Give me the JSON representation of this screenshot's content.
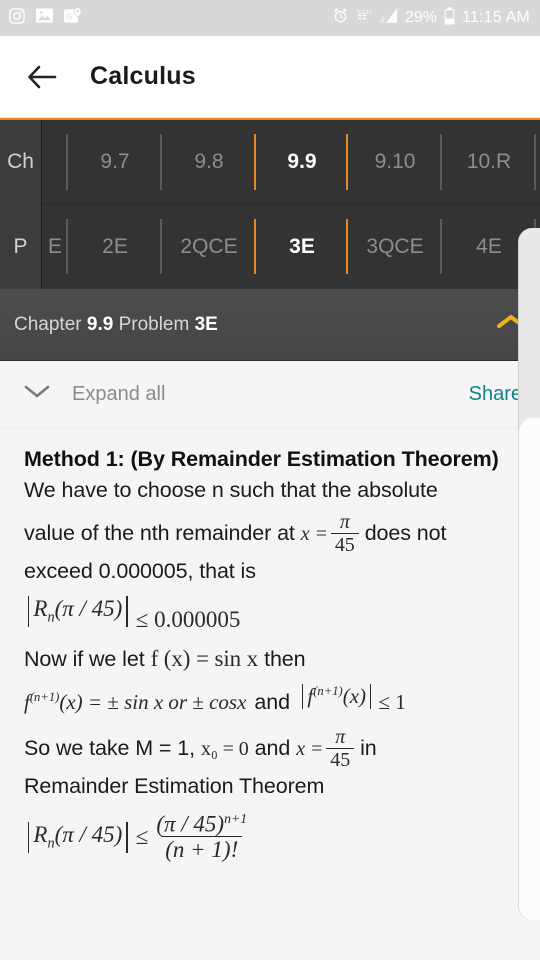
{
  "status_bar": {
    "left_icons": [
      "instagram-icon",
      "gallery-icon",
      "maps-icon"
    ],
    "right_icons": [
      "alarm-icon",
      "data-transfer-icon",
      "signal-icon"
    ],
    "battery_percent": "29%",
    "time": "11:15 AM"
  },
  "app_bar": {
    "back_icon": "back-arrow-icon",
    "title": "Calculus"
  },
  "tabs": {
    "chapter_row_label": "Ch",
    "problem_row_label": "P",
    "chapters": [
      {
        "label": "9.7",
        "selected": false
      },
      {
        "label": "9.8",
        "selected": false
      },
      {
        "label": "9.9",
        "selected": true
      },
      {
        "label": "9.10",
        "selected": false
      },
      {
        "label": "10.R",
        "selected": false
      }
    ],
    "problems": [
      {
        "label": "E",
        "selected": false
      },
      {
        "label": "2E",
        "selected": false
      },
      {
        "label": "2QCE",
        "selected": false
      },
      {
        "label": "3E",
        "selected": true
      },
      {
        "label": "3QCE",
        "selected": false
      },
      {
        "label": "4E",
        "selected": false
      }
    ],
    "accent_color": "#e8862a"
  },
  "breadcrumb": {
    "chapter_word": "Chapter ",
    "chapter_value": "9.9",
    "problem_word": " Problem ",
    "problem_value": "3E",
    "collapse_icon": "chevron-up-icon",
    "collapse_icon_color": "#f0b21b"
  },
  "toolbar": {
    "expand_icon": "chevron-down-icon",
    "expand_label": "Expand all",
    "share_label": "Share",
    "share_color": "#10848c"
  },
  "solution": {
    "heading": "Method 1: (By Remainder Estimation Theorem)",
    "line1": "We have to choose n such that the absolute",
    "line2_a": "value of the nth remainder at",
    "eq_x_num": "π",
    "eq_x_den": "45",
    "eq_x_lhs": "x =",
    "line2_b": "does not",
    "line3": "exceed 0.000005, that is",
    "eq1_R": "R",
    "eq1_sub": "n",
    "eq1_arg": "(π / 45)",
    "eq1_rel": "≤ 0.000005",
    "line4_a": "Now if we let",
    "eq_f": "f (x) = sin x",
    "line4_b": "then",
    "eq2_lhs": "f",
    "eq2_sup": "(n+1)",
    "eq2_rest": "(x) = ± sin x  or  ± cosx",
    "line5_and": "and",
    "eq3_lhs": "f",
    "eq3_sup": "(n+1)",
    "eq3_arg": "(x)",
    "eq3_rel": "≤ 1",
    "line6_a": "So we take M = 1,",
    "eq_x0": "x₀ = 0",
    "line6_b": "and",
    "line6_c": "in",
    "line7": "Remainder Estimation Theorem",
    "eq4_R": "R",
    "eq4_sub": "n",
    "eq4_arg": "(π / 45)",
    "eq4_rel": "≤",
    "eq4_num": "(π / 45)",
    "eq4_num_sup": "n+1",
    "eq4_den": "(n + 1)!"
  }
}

# # # # # # #

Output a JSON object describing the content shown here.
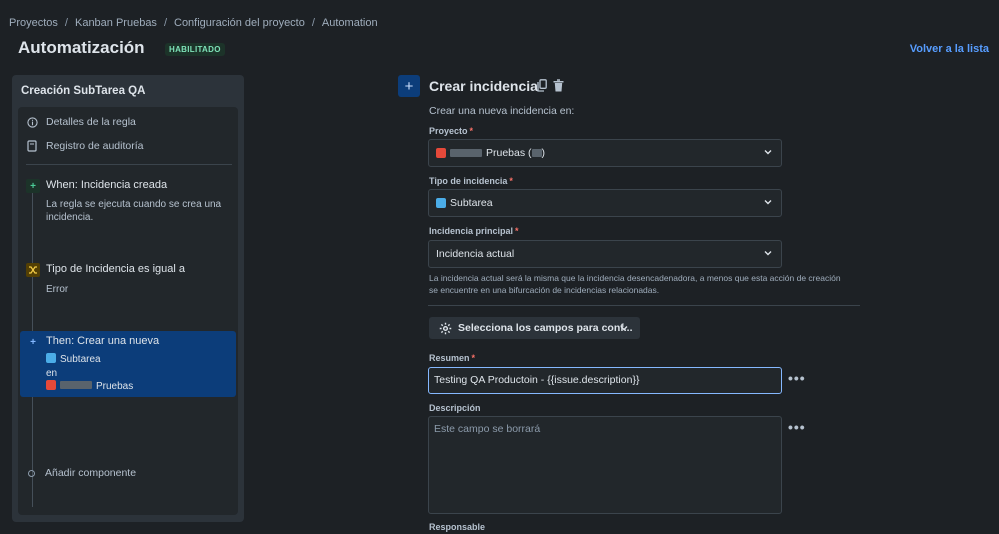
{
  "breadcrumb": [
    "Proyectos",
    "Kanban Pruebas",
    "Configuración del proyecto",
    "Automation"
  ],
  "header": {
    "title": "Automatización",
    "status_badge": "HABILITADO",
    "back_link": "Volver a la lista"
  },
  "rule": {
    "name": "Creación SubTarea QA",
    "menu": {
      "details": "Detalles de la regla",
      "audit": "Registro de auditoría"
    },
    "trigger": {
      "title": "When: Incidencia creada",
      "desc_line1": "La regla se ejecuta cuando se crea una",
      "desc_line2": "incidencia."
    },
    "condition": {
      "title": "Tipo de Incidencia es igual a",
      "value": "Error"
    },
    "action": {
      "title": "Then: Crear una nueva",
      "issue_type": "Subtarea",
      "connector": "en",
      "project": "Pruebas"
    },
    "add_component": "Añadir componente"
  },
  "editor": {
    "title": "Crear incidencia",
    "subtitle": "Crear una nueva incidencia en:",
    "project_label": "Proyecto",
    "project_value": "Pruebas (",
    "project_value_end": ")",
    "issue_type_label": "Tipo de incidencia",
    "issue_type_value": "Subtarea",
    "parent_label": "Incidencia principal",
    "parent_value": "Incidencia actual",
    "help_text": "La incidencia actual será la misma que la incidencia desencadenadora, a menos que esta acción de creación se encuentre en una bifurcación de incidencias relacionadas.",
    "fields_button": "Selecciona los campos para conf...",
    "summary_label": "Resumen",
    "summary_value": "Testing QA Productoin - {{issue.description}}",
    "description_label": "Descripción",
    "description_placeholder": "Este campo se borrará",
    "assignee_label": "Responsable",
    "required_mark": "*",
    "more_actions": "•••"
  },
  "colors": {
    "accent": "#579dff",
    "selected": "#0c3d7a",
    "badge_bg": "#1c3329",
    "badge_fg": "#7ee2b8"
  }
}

# # # # # # #

Task statement |
Wherever the word "content" occurs in a line of the listing, copy that line.

Full output |
Give me the JSON representation of this screenshot's content.
Output a JSON object describing the content shown here.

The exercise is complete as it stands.